[Exercise directions]
Filter for the word "سقطت" and keep each matching line.

[Input]
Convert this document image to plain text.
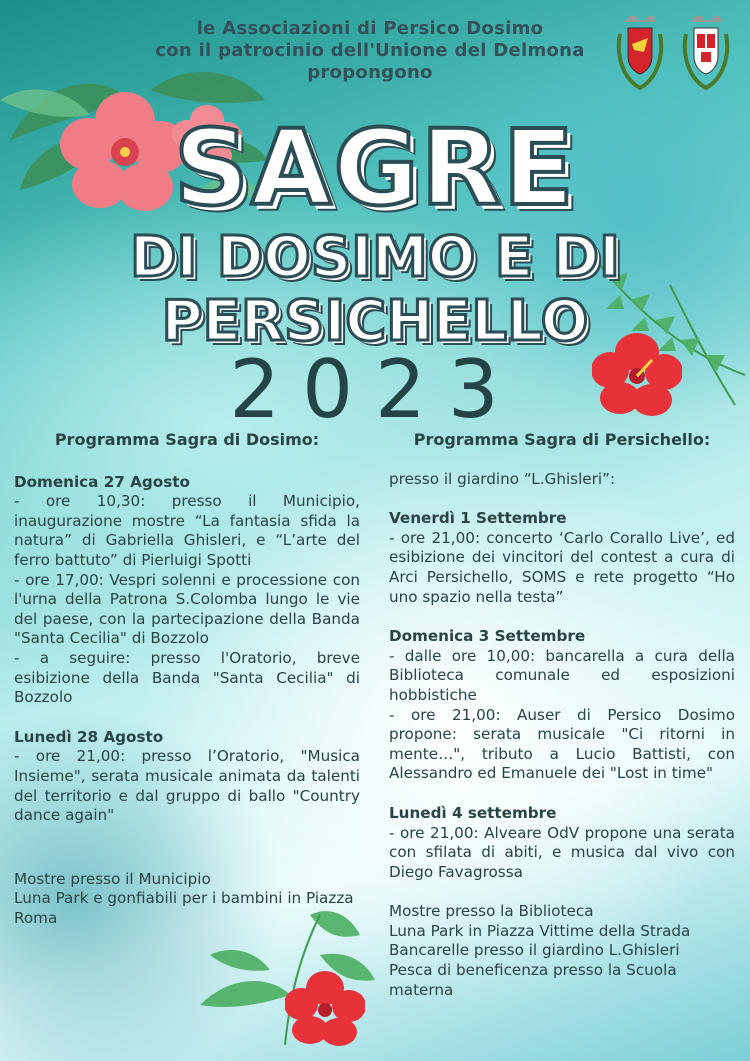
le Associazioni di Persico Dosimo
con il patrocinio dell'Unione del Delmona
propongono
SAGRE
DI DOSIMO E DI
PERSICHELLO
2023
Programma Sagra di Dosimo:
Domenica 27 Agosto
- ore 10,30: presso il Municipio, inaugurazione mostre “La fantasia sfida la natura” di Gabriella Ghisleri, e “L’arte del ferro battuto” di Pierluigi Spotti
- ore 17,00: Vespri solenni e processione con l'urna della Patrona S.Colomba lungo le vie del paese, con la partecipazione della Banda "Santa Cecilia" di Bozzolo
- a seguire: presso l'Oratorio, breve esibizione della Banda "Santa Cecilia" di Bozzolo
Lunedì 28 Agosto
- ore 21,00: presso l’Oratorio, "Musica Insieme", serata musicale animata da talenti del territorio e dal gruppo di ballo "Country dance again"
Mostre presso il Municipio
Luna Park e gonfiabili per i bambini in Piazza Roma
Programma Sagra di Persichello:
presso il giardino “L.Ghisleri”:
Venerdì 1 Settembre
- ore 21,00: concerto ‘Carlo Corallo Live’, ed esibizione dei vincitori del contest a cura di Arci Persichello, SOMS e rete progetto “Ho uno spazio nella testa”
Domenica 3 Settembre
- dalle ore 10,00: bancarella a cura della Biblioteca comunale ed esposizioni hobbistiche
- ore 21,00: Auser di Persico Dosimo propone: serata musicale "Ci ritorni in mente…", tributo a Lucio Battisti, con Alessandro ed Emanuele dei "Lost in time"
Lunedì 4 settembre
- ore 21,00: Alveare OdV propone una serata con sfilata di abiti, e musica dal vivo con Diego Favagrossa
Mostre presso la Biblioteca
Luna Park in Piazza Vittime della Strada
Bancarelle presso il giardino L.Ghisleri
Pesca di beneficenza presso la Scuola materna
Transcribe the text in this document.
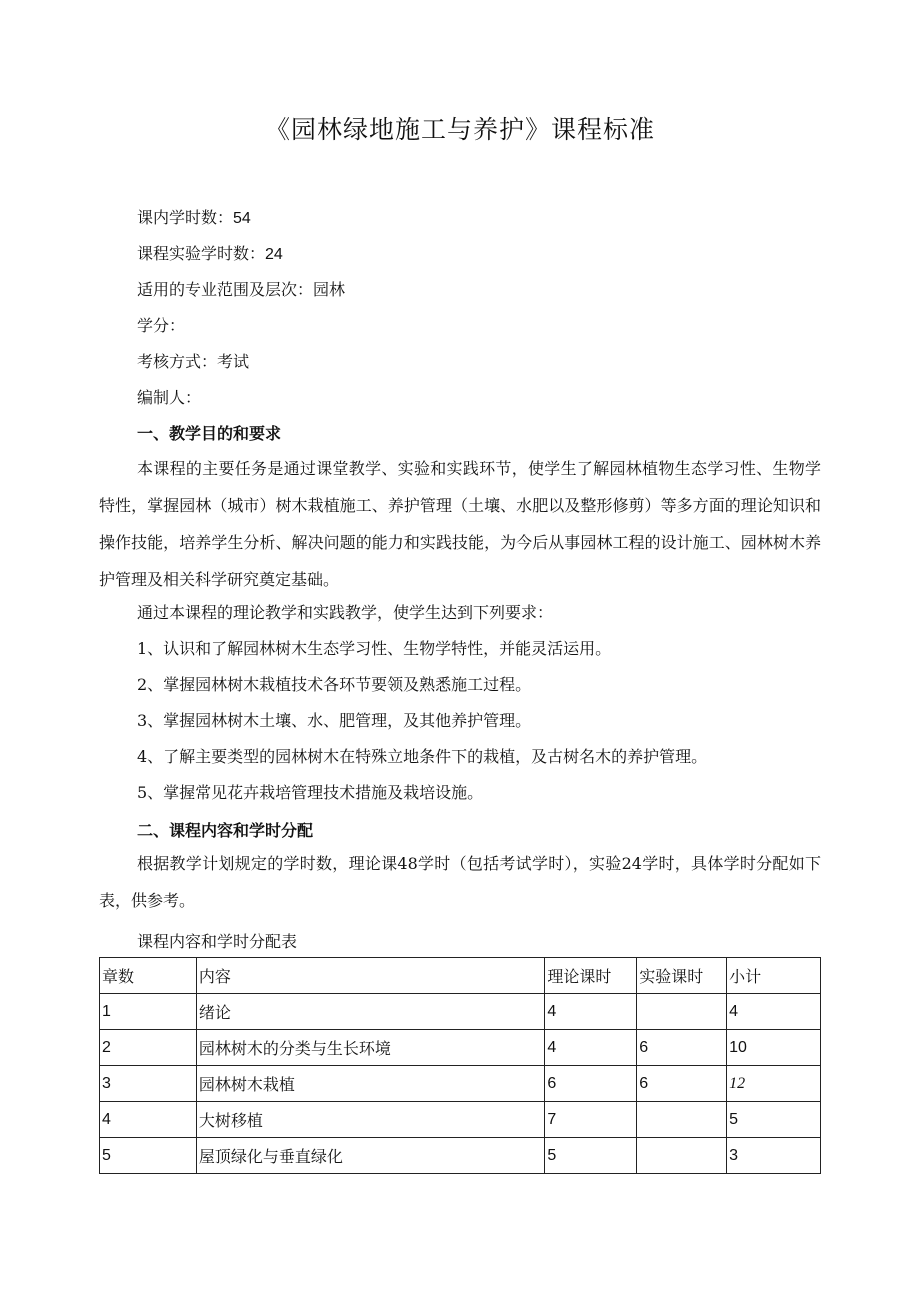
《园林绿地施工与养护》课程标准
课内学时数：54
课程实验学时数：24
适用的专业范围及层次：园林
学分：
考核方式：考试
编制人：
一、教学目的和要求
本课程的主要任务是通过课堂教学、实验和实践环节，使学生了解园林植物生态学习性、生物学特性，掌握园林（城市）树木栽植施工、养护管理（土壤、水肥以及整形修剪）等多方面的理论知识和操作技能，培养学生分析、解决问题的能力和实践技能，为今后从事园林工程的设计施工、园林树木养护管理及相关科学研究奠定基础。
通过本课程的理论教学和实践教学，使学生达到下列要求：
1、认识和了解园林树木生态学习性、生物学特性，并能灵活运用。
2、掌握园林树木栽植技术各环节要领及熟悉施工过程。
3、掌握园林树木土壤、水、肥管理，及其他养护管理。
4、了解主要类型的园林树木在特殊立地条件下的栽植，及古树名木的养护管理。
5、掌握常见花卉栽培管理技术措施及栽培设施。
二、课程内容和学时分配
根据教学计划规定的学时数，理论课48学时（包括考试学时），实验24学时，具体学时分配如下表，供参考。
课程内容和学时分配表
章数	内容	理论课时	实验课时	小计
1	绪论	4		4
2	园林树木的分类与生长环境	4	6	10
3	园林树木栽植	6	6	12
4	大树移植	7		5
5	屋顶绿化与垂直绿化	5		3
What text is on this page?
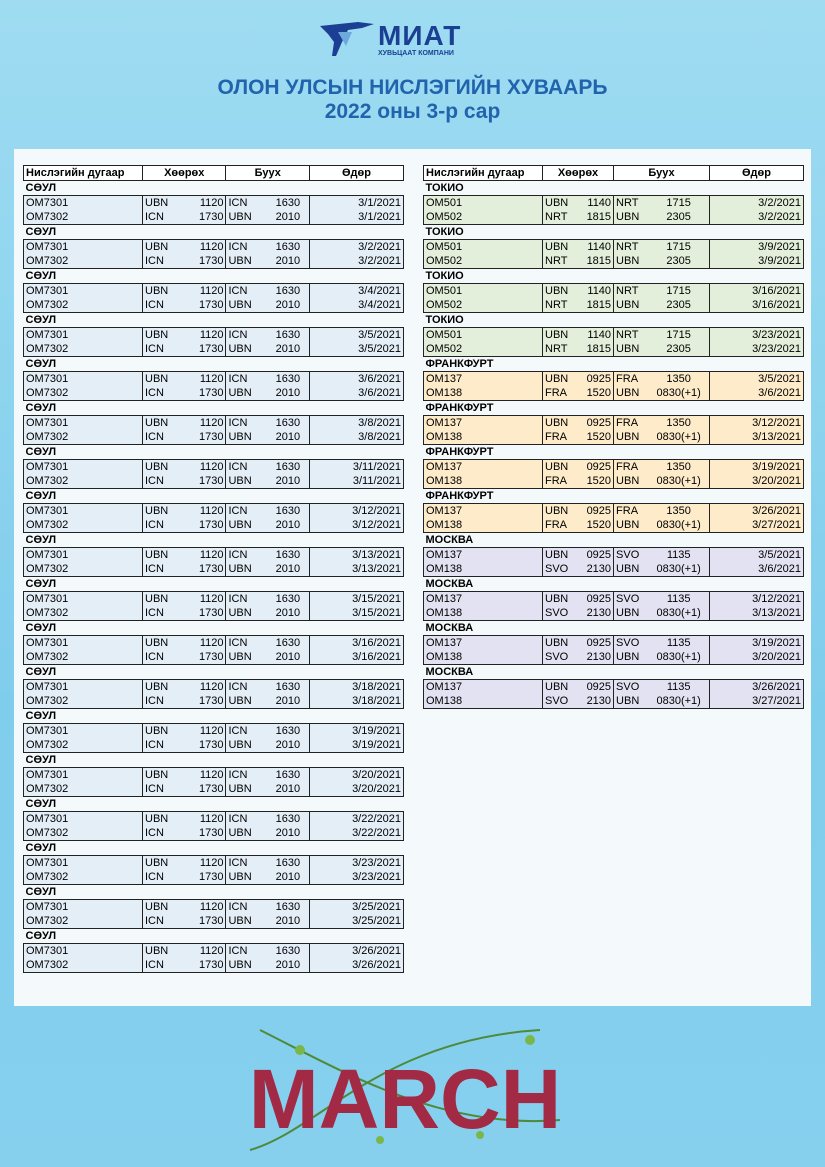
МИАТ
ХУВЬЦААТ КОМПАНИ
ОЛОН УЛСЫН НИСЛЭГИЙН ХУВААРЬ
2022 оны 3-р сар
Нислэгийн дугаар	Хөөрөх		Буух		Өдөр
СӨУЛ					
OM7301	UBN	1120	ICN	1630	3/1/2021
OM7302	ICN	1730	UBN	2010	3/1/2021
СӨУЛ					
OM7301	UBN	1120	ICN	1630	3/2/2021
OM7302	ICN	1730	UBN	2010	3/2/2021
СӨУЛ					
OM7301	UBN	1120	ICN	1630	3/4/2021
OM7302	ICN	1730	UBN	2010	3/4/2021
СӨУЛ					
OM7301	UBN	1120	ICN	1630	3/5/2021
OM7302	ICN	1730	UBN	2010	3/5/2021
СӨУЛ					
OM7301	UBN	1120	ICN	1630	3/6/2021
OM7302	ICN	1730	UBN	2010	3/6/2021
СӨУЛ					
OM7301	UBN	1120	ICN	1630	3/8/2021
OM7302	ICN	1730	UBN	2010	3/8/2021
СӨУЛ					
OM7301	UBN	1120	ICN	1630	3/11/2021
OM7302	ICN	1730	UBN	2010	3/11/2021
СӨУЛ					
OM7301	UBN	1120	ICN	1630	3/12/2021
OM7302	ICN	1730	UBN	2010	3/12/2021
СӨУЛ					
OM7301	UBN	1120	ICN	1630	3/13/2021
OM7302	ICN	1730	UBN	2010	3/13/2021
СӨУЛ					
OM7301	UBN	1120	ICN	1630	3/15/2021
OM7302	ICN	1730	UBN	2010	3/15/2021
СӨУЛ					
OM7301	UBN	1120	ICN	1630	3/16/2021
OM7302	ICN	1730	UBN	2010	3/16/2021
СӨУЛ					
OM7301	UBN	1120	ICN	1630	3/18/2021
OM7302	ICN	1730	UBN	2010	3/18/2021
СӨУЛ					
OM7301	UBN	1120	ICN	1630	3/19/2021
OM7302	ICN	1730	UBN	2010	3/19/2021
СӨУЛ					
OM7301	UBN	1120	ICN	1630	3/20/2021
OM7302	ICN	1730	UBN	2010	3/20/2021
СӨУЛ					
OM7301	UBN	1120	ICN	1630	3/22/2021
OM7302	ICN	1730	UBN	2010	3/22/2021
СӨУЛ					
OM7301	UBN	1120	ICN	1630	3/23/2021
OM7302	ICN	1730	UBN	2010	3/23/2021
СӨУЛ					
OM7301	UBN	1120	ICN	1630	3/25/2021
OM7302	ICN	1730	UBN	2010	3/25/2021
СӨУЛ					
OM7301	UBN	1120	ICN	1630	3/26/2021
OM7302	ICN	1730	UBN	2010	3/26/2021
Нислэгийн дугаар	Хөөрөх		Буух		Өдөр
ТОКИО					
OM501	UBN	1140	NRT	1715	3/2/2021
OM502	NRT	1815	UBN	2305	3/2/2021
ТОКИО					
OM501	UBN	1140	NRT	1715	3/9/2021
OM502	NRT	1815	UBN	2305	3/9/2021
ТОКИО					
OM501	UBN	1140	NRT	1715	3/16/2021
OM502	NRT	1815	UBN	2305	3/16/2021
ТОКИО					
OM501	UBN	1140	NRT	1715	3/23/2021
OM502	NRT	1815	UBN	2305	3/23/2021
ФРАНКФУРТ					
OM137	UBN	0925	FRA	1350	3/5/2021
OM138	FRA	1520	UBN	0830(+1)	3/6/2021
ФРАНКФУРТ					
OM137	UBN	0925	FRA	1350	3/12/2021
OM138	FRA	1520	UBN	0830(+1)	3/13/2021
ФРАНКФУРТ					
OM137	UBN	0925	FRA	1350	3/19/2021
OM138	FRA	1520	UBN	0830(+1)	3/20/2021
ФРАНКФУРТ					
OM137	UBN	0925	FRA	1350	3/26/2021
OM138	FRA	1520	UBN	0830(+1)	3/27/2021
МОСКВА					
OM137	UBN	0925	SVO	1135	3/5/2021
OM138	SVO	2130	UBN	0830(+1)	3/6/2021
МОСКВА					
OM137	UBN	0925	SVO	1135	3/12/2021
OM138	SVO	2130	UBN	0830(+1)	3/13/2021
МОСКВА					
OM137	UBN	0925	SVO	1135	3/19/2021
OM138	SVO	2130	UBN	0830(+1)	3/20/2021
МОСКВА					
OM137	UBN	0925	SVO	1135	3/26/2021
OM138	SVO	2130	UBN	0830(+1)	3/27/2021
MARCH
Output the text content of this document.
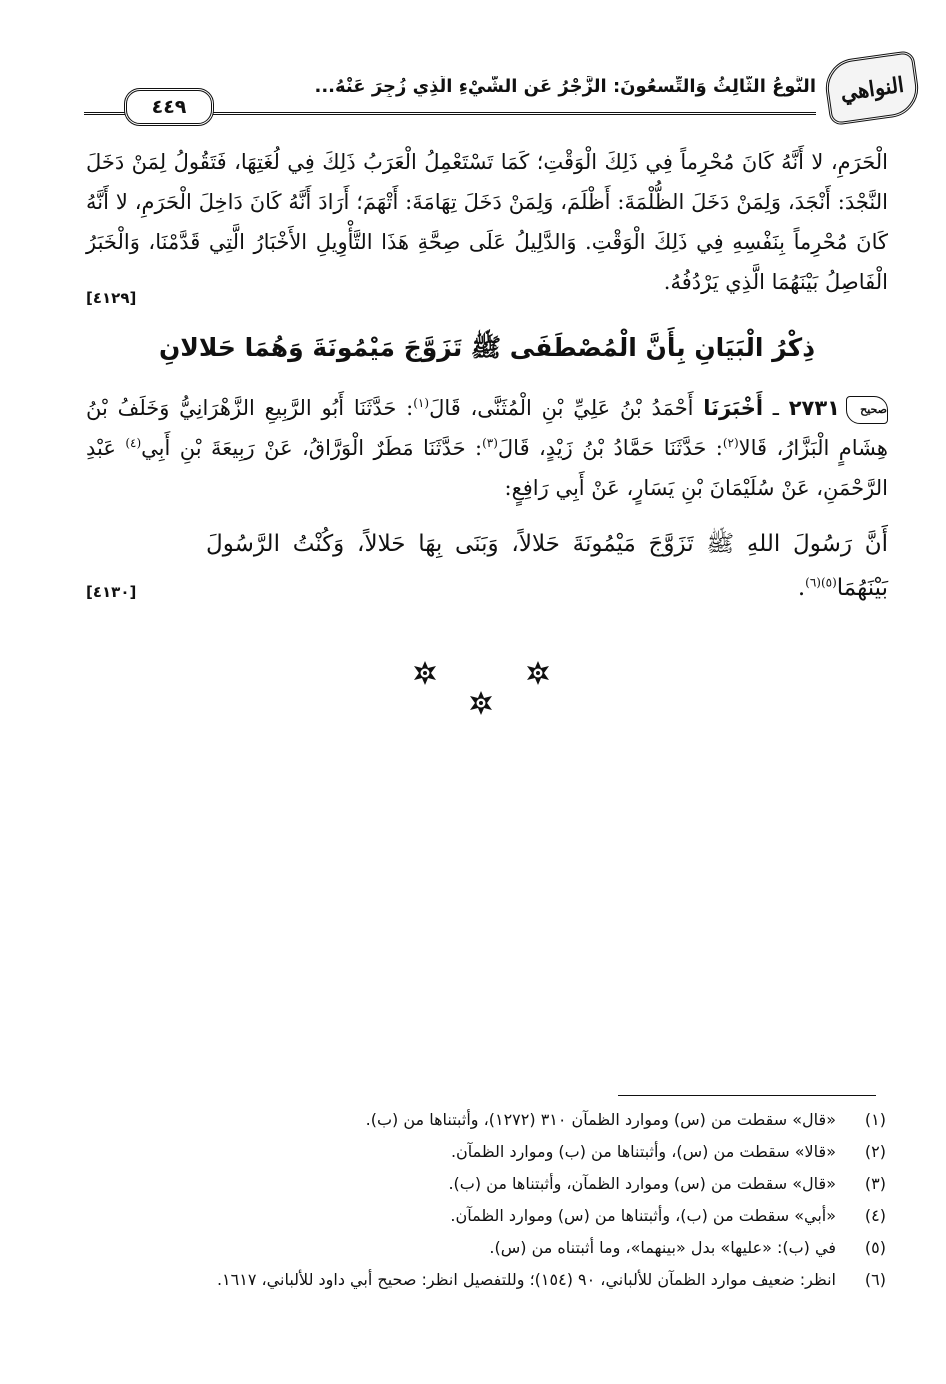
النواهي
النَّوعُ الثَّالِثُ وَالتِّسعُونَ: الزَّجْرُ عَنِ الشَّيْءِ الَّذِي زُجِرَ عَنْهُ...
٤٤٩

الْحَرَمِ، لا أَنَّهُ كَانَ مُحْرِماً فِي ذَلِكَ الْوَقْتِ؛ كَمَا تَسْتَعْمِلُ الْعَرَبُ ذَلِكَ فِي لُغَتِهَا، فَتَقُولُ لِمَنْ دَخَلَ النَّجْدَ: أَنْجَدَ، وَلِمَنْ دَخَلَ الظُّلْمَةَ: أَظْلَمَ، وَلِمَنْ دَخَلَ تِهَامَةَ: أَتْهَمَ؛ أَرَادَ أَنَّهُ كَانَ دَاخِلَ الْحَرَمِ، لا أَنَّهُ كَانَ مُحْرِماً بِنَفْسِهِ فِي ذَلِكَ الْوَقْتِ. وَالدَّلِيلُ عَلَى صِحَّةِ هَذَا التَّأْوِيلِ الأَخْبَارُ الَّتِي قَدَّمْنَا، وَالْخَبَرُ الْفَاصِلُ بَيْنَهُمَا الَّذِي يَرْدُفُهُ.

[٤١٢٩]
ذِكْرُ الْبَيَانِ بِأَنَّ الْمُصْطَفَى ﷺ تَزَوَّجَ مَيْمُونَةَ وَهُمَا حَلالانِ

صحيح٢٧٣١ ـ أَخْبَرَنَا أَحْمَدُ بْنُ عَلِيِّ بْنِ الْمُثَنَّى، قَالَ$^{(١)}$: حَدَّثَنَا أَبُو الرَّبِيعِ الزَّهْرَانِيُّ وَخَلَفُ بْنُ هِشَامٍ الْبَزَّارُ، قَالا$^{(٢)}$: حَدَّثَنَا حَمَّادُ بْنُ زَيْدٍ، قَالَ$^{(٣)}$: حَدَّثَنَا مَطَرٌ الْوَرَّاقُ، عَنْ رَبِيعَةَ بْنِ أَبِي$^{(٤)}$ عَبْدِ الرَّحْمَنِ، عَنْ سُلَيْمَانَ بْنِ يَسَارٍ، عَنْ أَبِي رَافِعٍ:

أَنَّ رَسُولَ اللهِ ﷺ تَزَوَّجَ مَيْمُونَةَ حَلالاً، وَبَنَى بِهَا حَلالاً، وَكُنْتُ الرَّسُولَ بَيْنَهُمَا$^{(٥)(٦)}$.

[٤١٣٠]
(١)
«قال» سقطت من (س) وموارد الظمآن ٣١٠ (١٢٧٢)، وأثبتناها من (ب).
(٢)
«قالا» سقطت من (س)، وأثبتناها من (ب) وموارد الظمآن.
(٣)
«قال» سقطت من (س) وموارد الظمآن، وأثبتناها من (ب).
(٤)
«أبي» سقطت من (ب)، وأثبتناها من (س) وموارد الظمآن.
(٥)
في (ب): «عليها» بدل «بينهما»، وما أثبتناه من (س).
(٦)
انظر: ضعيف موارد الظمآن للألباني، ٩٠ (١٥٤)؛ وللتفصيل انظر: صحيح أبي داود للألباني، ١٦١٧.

[Problem solution]
«قال» سقطت من (س) وموارد الظمآن ٣١٠ (١٢٧٢)، وأثبتناها من (ب).
«قالا» سقطت من (س)، وأثبتناها من (ب) وموارد الظمآن.
«قال» سقطت من (س) وموارد الظمآن، وأثبتناها من (ب).
«أبي» سقطت من (ب)، وأثبتناها من (س) وموارد الظمآن.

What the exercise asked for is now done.